Chart and figure data
┄┄┄┄┄┄

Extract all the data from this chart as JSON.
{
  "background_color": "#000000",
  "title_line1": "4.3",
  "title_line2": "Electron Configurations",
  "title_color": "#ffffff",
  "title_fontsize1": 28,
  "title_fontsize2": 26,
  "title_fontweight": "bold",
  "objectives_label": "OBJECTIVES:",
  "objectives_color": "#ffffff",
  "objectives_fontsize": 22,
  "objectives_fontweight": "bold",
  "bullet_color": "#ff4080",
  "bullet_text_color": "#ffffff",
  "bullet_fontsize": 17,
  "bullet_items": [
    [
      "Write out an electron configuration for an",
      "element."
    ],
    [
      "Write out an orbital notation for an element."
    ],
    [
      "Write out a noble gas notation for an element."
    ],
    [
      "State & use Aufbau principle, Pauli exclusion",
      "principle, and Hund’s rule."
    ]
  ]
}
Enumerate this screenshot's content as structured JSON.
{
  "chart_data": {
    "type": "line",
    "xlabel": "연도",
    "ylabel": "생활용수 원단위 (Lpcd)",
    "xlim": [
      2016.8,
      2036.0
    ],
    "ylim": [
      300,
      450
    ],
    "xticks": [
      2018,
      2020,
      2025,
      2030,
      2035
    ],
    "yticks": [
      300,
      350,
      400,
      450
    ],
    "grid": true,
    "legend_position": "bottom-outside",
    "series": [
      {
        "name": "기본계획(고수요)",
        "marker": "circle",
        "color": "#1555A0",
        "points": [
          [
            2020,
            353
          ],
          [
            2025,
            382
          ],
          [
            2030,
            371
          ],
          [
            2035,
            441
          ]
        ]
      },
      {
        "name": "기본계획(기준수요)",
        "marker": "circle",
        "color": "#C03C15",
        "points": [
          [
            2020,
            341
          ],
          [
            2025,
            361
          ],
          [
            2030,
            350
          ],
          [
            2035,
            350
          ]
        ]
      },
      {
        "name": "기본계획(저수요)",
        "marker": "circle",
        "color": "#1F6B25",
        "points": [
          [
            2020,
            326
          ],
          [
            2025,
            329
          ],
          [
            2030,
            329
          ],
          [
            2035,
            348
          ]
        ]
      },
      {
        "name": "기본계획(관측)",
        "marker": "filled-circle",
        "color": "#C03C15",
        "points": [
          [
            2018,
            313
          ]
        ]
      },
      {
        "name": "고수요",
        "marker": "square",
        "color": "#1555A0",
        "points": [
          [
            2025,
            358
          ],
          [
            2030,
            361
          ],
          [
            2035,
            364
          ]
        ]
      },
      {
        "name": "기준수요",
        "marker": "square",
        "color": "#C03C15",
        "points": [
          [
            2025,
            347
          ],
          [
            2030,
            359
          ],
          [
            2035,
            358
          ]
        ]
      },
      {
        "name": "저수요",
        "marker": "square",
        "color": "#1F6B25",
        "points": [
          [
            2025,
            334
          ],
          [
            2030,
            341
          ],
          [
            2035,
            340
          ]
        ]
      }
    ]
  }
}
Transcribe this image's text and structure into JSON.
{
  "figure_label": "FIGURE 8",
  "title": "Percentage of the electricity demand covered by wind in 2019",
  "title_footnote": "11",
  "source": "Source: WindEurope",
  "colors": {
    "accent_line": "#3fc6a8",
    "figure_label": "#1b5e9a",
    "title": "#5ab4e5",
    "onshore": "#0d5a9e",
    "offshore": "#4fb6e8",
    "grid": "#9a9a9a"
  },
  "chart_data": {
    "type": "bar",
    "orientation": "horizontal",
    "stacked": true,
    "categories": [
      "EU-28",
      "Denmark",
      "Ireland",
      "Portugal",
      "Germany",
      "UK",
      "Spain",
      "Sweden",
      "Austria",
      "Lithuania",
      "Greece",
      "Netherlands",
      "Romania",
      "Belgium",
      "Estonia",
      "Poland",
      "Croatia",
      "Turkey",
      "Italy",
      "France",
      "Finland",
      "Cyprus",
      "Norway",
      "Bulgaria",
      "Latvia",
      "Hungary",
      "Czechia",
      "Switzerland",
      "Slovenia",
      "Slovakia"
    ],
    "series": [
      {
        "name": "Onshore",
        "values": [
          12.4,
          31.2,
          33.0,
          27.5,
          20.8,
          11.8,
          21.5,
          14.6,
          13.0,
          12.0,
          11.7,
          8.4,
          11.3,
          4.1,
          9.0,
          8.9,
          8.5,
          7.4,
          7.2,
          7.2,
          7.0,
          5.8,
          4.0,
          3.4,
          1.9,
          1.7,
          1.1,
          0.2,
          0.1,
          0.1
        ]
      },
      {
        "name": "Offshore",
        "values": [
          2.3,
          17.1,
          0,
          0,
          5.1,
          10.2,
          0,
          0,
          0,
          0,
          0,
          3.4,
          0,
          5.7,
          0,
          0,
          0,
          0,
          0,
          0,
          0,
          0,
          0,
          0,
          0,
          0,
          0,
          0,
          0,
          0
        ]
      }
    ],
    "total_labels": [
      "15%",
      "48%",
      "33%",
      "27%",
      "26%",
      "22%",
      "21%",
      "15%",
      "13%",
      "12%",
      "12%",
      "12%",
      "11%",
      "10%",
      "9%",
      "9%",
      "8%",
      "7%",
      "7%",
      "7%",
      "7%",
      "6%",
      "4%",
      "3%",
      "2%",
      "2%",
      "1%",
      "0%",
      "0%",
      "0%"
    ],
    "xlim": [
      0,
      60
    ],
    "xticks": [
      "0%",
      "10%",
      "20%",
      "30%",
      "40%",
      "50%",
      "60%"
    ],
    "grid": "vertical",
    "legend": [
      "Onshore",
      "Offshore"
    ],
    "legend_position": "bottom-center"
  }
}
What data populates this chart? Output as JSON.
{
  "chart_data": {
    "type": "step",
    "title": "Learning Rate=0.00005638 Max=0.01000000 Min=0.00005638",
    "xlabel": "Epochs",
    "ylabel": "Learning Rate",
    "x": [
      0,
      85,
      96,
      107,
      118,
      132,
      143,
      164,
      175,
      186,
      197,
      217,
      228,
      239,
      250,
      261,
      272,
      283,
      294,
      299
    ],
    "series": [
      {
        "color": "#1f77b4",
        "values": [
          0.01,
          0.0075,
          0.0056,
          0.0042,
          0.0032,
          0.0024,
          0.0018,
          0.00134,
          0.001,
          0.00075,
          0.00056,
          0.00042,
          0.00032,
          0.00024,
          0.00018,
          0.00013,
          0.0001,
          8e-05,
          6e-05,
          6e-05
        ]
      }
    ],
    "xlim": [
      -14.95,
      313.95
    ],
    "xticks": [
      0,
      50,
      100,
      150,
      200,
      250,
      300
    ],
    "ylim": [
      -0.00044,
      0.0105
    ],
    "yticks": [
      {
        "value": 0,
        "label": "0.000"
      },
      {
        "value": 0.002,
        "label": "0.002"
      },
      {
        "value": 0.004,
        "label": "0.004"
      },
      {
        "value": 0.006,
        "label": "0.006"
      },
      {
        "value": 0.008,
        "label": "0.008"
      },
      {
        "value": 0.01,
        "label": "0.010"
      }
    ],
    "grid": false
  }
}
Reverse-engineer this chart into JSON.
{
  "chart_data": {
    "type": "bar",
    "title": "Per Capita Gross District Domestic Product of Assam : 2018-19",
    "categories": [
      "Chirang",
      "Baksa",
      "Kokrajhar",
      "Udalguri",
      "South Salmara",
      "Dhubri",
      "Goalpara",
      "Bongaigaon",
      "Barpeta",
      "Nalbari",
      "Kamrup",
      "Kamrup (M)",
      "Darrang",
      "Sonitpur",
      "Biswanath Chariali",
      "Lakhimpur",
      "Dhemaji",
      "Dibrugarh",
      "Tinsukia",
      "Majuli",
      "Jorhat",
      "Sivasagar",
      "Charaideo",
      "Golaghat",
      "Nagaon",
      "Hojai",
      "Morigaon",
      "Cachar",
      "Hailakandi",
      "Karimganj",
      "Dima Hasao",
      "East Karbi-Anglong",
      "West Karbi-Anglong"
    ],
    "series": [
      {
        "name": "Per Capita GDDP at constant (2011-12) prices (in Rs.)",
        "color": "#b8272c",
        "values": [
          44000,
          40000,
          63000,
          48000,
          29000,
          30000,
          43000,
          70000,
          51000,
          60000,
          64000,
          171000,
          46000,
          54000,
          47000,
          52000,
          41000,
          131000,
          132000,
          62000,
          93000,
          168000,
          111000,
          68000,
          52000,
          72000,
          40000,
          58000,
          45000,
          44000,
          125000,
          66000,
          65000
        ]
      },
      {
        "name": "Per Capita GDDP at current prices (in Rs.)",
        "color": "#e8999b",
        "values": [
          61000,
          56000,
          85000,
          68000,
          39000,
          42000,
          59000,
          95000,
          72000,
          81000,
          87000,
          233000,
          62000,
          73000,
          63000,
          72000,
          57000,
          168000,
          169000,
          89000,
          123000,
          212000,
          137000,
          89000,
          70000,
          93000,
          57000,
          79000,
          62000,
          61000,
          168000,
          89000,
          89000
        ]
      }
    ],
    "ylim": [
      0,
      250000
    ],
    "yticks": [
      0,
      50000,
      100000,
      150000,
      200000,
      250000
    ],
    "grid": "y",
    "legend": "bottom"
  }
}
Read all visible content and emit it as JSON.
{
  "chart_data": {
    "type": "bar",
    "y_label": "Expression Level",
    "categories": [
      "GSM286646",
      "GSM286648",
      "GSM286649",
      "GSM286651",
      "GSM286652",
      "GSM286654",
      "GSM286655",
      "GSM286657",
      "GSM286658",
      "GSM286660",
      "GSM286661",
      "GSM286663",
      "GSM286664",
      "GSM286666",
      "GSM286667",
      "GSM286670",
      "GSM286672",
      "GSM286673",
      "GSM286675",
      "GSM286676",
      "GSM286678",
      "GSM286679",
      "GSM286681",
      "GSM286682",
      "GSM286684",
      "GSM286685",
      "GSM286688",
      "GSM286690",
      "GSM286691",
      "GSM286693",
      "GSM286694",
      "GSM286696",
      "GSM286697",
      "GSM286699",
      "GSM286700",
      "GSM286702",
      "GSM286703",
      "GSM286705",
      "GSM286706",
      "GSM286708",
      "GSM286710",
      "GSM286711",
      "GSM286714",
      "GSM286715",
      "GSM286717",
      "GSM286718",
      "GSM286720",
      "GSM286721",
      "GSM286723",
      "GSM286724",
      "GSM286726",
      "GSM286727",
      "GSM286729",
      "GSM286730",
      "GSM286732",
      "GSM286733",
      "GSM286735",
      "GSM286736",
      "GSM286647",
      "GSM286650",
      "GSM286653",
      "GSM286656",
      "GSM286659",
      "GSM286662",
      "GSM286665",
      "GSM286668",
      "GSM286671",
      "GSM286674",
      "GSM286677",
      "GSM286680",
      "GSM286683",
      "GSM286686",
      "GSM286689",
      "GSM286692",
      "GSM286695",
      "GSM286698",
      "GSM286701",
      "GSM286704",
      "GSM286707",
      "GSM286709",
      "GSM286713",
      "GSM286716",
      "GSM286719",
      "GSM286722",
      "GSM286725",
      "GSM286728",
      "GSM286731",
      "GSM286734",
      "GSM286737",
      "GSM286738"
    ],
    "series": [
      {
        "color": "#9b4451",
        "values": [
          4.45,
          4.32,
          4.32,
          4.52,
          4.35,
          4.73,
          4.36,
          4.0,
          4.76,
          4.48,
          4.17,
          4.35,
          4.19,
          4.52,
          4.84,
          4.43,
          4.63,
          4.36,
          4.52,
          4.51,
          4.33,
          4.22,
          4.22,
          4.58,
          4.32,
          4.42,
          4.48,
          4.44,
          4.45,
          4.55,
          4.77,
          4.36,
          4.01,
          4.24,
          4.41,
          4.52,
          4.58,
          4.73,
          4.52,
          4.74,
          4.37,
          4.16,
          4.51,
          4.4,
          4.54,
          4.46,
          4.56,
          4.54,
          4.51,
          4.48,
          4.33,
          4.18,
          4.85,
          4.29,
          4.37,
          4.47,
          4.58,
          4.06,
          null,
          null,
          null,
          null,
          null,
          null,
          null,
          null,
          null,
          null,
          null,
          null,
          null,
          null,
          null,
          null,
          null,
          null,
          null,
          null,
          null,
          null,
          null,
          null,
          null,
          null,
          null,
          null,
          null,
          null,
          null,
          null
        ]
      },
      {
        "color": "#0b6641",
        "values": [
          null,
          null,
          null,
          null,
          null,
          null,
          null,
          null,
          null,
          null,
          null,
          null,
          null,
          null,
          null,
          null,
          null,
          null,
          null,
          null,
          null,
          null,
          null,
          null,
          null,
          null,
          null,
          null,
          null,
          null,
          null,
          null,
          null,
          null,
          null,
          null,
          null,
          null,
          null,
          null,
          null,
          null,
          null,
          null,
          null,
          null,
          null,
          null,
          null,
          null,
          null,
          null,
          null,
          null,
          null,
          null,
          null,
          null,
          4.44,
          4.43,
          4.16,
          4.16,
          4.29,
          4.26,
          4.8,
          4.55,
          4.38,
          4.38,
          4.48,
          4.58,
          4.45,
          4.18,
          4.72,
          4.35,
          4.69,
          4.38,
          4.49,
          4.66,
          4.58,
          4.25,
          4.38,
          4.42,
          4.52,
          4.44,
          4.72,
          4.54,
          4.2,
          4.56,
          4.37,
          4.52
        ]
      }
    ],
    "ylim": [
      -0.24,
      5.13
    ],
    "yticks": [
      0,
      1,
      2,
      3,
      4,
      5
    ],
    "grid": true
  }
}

┄┄┄┄┄┄

• [Task objective]
Look through the listing and extract every line with "bold" in it.

• [Correct answer]
  "title_fontweight": "bold",
  "objectives_fontweight": "bold",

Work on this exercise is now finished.